■ Work to complete:
Look through the data that follows and copy each line with the string "MUCOUS".

■ Supplied material:

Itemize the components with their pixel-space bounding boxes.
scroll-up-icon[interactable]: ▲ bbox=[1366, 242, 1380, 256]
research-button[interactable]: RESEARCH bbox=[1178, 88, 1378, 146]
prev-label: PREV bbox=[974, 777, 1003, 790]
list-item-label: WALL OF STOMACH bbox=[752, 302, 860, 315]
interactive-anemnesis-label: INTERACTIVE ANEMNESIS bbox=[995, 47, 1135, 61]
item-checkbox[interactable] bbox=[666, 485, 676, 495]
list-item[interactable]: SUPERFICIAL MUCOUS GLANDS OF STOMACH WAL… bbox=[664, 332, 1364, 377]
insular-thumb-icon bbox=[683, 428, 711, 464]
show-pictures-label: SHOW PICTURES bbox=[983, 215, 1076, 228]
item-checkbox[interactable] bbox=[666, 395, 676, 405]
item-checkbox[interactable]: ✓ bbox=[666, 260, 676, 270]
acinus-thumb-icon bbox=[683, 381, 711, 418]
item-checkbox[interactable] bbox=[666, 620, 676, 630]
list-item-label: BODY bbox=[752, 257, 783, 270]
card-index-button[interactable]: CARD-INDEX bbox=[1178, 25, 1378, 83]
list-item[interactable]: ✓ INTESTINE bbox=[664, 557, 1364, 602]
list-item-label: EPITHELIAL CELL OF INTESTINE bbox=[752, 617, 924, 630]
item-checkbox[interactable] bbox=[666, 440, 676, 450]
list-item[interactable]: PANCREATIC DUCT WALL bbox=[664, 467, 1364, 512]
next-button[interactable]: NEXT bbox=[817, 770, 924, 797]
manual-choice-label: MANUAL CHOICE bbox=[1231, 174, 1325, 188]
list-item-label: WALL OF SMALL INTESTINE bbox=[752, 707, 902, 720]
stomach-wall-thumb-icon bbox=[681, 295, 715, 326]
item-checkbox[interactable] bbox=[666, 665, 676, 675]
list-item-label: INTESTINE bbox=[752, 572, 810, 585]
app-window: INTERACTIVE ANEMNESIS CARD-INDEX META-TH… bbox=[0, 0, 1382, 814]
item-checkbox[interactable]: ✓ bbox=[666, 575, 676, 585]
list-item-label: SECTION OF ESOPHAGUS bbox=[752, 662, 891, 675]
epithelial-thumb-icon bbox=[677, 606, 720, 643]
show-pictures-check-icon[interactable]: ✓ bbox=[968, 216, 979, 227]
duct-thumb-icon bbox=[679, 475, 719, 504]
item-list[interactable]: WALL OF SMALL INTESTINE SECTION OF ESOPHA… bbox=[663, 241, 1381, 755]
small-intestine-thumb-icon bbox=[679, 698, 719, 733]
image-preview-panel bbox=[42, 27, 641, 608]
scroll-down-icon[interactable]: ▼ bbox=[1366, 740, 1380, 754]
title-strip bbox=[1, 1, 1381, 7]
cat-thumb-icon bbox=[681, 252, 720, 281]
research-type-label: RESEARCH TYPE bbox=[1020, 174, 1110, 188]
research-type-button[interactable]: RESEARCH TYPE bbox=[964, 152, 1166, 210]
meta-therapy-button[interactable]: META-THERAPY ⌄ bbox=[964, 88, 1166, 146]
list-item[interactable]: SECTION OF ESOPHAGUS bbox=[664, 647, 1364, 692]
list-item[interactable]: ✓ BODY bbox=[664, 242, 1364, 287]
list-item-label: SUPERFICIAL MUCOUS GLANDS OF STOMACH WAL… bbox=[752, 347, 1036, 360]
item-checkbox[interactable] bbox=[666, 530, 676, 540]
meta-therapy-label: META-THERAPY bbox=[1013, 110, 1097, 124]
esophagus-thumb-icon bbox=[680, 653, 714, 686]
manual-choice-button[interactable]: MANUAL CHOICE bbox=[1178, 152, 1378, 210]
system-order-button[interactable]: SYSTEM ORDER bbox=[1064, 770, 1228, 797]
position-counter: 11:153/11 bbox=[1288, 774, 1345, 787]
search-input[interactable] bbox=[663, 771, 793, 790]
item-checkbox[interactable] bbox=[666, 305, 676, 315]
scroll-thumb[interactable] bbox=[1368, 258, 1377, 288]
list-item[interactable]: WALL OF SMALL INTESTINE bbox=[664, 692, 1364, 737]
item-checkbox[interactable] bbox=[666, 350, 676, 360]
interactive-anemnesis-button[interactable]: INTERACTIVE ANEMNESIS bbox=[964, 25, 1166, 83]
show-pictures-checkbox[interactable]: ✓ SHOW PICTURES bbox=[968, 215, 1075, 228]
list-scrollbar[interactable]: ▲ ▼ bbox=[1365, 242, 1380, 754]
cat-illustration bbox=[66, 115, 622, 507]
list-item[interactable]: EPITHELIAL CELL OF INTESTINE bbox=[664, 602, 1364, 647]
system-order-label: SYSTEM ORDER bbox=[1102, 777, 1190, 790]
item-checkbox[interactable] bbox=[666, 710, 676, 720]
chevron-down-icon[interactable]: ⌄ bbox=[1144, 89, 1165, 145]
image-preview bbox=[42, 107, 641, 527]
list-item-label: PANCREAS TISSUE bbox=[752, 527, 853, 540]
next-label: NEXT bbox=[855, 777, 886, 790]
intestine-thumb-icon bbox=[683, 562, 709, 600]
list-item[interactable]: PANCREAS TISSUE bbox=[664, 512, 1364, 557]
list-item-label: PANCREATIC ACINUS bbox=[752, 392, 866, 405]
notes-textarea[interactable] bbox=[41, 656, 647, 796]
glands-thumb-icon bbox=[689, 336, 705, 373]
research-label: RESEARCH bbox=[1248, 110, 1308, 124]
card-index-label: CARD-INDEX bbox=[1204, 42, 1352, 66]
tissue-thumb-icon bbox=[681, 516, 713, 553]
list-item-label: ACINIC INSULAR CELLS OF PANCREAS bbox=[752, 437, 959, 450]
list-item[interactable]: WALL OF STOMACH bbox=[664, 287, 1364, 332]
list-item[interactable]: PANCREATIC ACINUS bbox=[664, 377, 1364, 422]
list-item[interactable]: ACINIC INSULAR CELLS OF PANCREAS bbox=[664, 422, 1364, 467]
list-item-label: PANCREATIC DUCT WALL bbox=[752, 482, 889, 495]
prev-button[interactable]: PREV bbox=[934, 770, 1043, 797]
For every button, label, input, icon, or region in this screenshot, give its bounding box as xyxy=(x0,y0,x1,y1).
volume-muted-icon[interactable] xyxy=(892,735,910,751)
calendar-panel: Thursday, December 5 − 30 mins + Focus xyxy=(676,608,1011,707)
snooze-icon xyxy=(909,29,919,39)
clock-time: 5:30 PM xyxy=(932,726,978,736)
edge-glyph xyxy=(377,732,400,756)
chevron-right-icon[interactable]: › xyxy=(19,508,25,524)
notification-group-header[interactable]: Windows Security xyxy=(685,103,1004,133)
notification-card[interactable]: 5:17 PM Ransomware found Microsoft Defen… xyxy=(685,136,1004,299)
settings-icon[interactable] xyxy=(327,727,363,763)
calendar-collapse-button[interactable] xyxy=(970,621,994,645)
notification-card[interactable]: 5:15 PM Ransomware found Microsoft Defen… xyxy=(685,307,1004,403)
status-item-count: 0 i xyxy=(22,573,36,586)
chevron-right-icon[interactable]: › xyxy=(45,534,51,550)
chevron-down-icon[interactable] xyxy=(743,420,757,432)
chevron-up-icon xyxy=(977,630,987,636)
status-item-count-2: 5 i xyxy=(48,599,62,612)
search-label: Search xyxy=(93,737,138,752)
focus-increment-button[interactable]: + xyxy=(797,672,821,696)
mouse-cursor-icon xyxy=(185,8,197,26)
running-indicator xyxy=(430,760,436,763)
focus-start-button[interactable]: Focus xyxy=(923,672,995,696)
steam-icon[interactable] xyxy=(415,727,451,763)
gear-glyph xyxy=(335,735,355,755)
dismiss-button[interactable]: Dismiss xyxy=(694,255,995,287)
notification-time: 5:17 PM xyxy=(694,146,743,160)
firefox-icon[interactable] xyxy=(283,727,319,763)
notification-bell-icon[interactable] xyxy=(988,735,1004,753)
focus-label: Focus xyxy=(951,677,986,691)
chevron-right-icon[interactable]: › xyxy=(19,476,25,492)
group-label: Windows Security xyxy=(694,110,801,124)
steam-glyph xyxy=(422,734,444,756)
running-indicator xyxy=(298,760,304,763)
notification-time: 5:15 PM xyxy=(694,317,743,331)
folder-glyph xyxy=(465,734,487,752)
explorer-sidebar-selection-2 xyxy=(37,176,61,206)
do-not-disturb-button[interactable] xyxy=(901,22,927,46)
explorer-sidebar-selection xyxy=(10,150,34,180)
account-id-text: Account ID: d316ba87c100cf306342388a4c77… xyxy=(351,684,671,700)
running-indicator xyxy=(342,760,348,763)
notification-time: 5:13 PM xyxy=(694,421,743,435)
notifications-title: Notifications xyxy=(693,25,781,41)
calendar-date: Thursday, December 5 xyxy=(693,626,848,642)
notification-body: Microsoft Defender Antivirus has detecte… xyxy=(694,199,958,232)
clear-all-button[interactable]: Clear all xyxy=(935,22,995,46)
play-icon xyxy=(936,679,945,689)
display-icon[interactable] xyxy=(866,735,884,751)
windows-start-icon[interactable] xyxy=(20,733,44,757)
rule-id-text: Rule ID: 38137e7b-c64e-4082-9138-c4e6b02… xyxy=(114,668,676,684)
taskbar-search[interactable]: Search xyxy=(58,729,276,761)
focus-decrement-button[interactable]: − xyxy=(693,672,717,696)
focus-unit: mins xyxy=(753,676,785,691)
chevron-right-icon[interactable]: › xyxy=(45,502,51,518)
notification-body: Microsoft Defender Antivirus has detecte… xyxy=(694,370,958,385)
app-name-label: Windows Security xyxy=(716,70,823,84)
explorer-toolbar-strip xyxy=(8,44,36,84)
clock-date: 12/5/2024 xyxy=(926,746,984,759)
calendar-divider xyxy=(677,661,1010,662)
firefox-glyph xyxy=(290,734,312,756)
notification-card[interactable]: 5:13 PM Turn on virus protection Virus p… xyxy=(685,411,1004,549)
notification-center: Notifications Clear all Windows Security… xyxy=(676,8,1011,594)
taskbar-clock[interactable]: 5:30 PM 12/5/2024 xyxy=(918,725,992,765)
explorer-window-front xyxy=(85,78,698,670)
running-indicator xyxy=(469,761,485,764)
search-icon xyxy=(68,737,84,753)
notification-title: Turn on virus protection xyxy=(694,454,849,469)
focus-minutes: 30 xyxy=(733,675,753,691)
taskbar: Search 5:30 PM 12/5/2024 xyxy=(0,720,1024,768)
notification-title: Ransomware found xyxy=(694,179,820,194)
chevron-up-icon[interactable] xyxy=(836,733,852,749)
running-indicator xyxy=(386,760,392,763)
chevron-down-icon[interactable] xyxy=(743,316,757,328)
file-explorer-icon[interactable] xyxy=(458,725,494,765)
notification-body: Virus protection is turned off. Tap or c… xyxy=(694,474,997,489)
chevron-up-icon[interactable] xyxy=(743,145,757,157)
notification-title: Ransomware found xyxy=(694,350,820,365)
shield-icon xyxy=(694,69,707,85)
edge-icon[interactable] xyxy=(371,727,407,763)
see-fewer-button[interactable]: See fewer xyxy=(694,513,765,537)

■ Answer to this problem:
list-item[interactable]: SUPERFICIAL MUCOUS GLANDS OF STOMACH WAL… bbox=[664, 332, 1364, 377]
list-item-label: SUPERFICIAL MUCOUS GLANDS OF STOMACH WAL… bbox=[752, 347, 1036, 360]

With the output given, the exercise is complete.